::: INPUT FOR THIS TASK

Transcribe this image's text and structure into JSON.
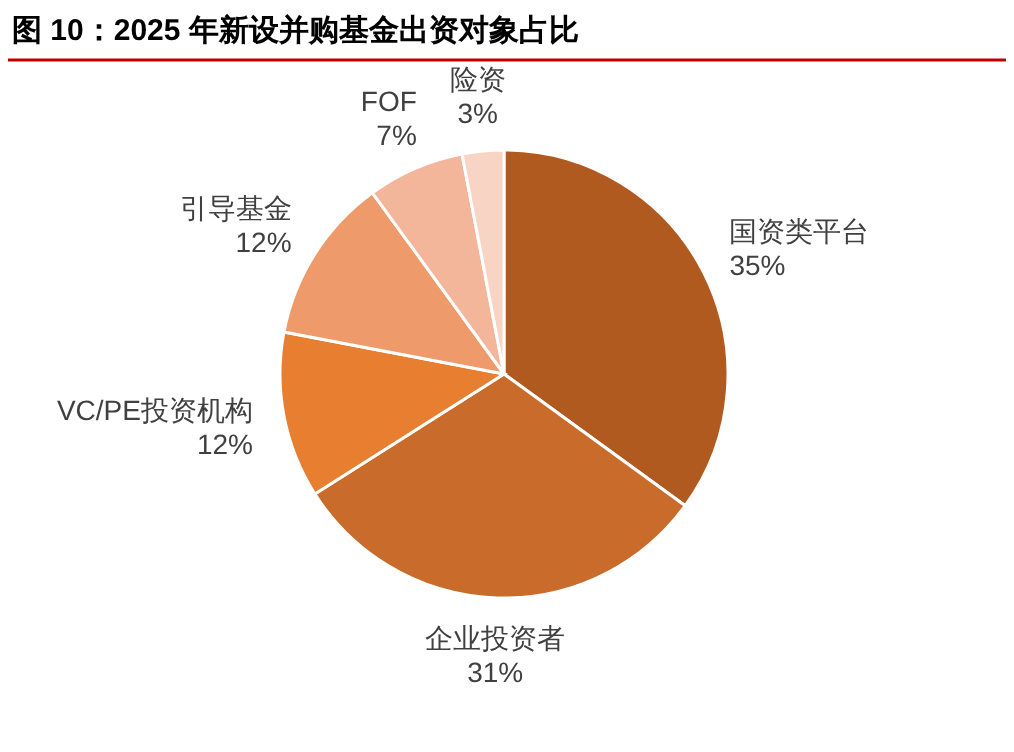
{
  "chart_data": {
    "type": "pie",
    "title": "图 10：2025 年新设并购基金出资对象占比",
    "categories": [
      "国资类平台",
      "企业投资者",
      "VC/PE投资机构",
      "引导基金",
      "FOF",
      "险资"
    ],
    "values": [
      35,
      31,
      12,
      12,
      7,
      3
    ],
    "colors": [
      "#b05a20",
      "#c96b2b",
      "#e77e30",
      "#ee9a6b",
      "#f3b69a",
      "#f7d4c3"
    ],
    "value_labels": [
      "35%",
      "31%",
      "12%",
      "12%",
      "7%",
      "3%"
    ]
  }
}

::::::

WORK TO DO: Set down the records in full and exactly. Do not carry over any image.

OUTPUT FOR THIS TASK:
Transcribe this image's text and structure into JSON.
{
  "chart_data": {
    "type": "pie",
    "title": "图 10：2025 年新设并购基金出资对象占比",
    "categories": [
      "国资类平台",
      "企业投资者",
      "VC/PE投资机构",
      "引导基金",
      "FOF",
      "险资"
    ],
    "values": [
      35,
      31,
      12,
      12,
      7,
      3
    ],
    "colors": [
      "#b05a20",
      "#c96b2b",
      "#e77e30",
      "#ee9a6b",
      "#f3b69a",
      "#f7d4c3"
    ],
    "value_labels": [
      "35%",
      "31%",
      "12%",
      "12%",
      "7%",
      "3%"
    ]
  }
}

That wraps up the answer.